* _DATA TO USE_
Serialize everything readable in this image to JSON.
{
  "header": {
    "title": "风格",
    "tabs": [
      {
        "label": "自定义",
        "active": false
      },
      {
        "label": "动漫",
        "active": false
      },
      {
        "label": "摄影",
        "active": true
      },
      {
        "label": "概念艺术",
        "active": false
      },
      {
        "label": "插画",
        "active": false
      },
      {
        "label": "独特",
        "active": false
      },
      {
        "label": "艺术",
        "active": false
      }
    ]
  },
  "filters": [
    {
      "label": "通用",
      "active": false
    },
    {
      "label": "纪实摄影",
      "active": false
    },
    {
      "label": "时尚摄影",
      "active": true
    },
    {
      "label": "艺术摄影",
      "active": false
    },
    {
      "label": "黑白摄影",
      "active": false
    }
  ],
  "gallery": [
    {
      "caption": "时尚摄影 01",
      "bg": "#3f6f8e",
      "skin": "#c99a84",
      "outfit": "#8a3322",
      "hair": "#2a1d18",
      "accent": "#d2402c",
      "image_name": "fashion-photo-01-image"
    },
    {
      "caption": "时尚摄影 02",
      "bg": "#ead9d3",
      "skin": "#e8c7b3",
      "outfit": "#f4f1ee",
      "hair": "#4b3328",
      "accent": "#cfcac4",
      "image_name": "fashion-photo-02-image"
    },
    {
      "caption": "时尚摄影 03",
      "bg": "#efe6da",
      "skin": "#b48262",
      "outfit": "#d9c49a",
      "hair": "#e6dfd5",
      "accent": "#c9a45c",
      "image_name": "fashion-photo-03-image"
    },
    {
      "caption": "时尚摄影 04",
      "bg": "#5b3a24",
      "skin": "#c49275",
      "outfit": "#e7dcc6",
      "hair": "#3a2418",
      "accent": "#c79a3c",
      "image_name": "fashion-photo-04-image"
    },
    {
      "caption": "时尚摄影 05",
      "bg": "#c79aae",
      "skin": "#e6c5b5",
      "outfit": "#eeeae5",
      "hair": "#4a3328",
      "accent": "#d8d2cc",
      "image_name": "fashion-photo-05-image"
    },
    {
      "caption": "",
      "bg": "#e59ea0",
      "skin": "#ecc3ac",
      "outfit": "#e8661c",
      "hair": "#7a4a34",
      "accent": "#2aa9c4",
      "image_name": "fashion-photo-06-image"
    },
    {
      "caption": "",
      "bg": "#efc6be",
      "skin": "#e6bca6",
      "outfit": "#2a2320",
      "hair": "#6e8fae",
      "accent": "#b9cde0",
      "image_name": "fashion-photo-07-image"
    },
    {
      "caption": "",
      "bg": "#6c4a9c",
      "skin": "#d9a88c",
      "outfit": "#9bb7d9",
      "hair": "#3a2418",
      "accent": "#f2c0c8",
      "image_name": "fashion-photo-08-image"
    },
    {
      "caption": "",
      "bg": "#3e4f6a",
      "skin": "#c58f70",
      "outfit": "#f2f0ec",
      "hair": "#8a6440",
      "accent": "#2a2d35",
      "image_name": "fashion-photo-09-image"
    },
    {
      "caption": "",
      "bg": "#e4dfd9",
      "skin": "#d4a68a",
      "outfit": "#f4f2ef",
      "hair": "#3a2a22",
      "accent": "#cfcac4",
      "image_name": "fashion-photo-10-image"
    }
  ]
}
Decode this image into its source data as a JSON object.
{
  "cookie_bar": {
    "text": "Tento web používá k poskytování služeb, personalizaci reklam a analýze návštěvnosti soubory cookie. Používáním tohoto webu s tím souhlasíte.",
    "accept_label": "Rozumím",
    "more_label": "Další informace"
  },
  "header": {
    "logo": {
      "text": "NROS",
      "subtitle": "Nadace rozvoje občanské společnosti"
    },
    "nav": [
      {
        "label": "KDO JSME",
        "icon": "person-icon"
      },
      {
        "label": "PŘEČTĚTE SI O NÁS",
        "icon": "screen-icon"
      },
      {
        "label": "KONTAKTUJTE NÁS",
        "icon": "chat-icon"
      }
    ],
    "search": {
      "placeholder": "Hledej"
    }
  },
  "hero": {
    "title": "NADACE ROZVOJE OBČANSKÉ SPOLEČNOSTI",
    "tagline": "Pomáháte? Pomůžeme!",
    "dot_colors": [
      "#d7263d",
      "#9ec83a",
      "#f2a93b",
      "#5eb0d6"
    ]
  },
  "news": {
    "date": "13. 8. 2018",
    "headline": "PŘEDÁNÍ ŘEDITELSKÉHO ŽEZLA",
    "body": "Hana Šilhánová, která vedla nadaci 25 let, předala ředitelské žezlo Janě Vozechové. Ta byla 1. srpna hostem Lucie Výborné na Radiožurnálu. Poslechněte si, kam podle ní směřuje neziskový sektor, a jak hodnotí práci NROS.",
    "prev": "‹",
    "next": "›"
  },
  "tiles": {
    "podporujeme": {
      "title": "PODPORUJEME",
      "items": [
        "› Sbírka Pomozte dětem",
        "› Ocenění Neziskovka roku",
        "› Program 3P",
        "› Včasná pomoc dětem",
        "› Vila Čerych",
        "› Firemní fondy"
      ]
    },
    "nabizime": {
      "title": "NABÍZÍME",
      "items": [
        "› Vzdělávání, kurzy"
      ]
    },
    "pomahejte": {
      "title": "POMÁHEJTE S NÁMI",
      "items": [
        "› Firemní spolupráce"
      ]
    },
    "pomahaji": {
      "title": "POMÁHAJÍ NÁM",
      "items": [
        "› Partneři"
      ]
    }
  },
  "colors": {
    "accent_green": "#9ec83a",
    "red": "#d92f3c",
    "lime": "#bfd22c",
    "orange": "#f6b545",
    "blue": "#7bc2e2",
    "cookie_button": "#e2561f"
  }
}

* _PROBLEM DESCRIPTION_
Write out every record shown above, word for word.

* _SOLUTION FOR THIS PROBLEM_
Serialize everything readable in this image to JSON.
{
  "header": {
    "title": "风格",
    "tabs": [
      {
        "label": "自定义",
        "active": false
      },
      {
        "label": "动漫",
        "active": false
      },
      {
        "label": "摄影",
        "active": true
      },
      {
        "label": "概念艺术",
        "active": false
      },
      {
        "label": "插画",
        "active": false
      },
      {
        "label": "独特",
        "active": false
      },
      {
        "label": "艺术",
        "active": false
      }
    ]
  },
  "filters": [
    {
      "label": "通用",
      "active": false
    },
    {
      "label": "纪实摄影",
      "active": false
    },
    {
      "label": "时尚摄影",
      "active": true
    },
    {
      "label": "艺术摄影",
      "active": false
    },
    {
      "label": "黑白摄影",
      "active": false
    }
  ],
  "gallery": [
    {
      "caption": "时尚摄影 01",
      "bg": "#3f6f8e",
      "skin": "#c99a84",
      "outfit": "#8a3322",
      "hair": "#2a1d18",
      "accent": "#d2402c",
      "image_name": "fashion-photo-01-image"
    },
    {
      "caption": "时尚摄影 02",
      "bg": "#ead9d3",
      "skin": "#e8c7b3",
      "outfit": "#f4f1ee",
      "hair": "#4b3328",
      "accent": "#cfcac4",
      "image_name": "fashion-photo-02-image"
    },
    {
      "caption": "时尚摄影 03",
      "bg": "#efe6da",
      "skin": "#b48262",
      "outfit": "#d9c49a",
      "hair": "#e6dfd5",
      "accent": "#c9a45c",
      "image_name": "fashion-photo-03-image"
    },
    {
      "caption": "时尚摄影 04",
      "bg": "#5b3a24",
      "skin": "#c49275",
      "outfit": "#e7dcc6",
      "hair": "#3a2418",
      "accent": "#c79a3c",
      "image_name": "fashion-photo-04-image"
    },
    {
      "caption": "时尚摄影 05",
      "bg": "#c79aae",
      "skin": "#e6c5b5",
      "outfit": "#eeeae5",
      "hair": "#4a3328",
      "accent": "#d8d2cc",
      "image_name": "fashion-photo-05-image"
    },
    {
      "caption": "",
      "bg": "#e59ea0",
      "skin": "#ecc3ac",
      "outfit": "#e8661c",
      "hair": "#7a4a34",
      "accent": "#2aa9c4",
      "image_name": "fashion-photo-06-image"
    },
    {
      "caption": "",
      "bg": "#efc6be",
      "skin": "#e6bca6",
      "outfit": "#2a2320",
      "hair": "#6e8fae",
      "accent": "#b9cde0",
      "image_name": "fashion-photo-07-image"
    },
    {
      "caption": "",
      "bg": "#6c4a9c",
      "skin": "#d9a88c",
      "outfit": "#9bb7d9",
      "hair": "#3a2418",
      "accent": "#f2c0c8",
      "image_name": "fashion-photo-08-image"
    },
    {
      "caption": "",
      "bg": "#3e4f6a",
      "skin": "#c58f70",
      "outfit": "#f2f0ec",
      "hair": "#8a6440",
      "accent": "#2a2d35",
      "image_name": "fashion-photo-09-image"
    },
    {
      "caption": "",
      "bg": "#e4dfd9",
      "skin": "#d4a68a",
      "outfit": "#f4f2ef",
      "hair": "#3a2a22",
      "accent": "#cfcac4",
      "image_name": "fashion-photo-10-image"
    }
  ]
}
Decode this image into its source data as a JSON object.
{
  "cookie_bar": {
    "text": "Tento web používá k poskytování služeb, personalizaci reklam a analýze návštěvnosti soubory cookie. Používáním tohoto webu s tím souhlasíte.",
    "accept_label": "Rozumím",
    "more_label": "Další informace"
  },
  "header": {
    "logo": {
      "text": "NROS",
      "subtitle": "Nadace rozvoje občanské společnosti"
    },
    "nav": [
      {
        "label": "KDO JSME",
        "icon": "person-icon"
      },
      {
        "label": "PŘEČTĚTE SI O NÁS",
        "icon": "screen-icon"
      },
      {
        "label": "KONTAKTUJTE NÁS",
        "icon": "chat-icon"
      }
    ],
    "search": {
      "placeholder": "Hledej"
    }
  },
  "hero": {
    "title": "NADACE ROZVOJE OBČANSKÉ SPOLEČNOSTI",
    "tagline": "Pomáháte? Pomůžeme!",
    "dot_colors": [
      "#d7263d",
      "#9ec83a",
      "#f2a93b",
      "#5eb0d6"
    ]
  },
  "news": {
    "date": "13. 8. 2018",
    "headline": "PŘEDÁNÍ ŘEDITELSKÉHO ŽEZLA",
    "body": "Hana Šilhánová, která vedla nadaci 25 let, předala ředitelské žezlo Janě Vozechové. Ta byla 1. srpna hostem Lucie Výborné na Radiožurnálu. Poslechněte si, kam podle ní směřuje neziskový sektor, a jak hodnotí práci NROS.",
    "prev": "‹",
    "next": "›"
  },
  "tiles": {
    "podporujeme": {
      "title": "PODPORUJEME",
      "items": [
        "› Sbírka Pomozte dětem",
        "› Ocenění Neziskovka roku",
        "› Program 3P",
        "› Včasná pomoc dětem",
        "› Vila Čerych",
        "› Firemní fondy"
      ]
    },
    "nabizime": {
      "title": "NABÍZÍME",
      "items": [
        "› Vzdělávání, kurzy"
      ]
    },
    "pomahejte": {
      "title": "POMÁHEJTE S NÁMI",
      "items": [
        "› Firemní spolupráce"
      ]
    },
    "pomahaji": {
      "title": "POMÁHAJÍ NÁM",
      "items": [
        "› Partneři"
      ]
    }
  },
  "colors": {
    "accent_green": "#9ec83a",
    "red": "#d92f3c",
    "lime": "#bfd22c",
    "orange": "#f6b545",
    "blue": "#7bc2e2",
    "cookie_button": "#e2561f"
  }
}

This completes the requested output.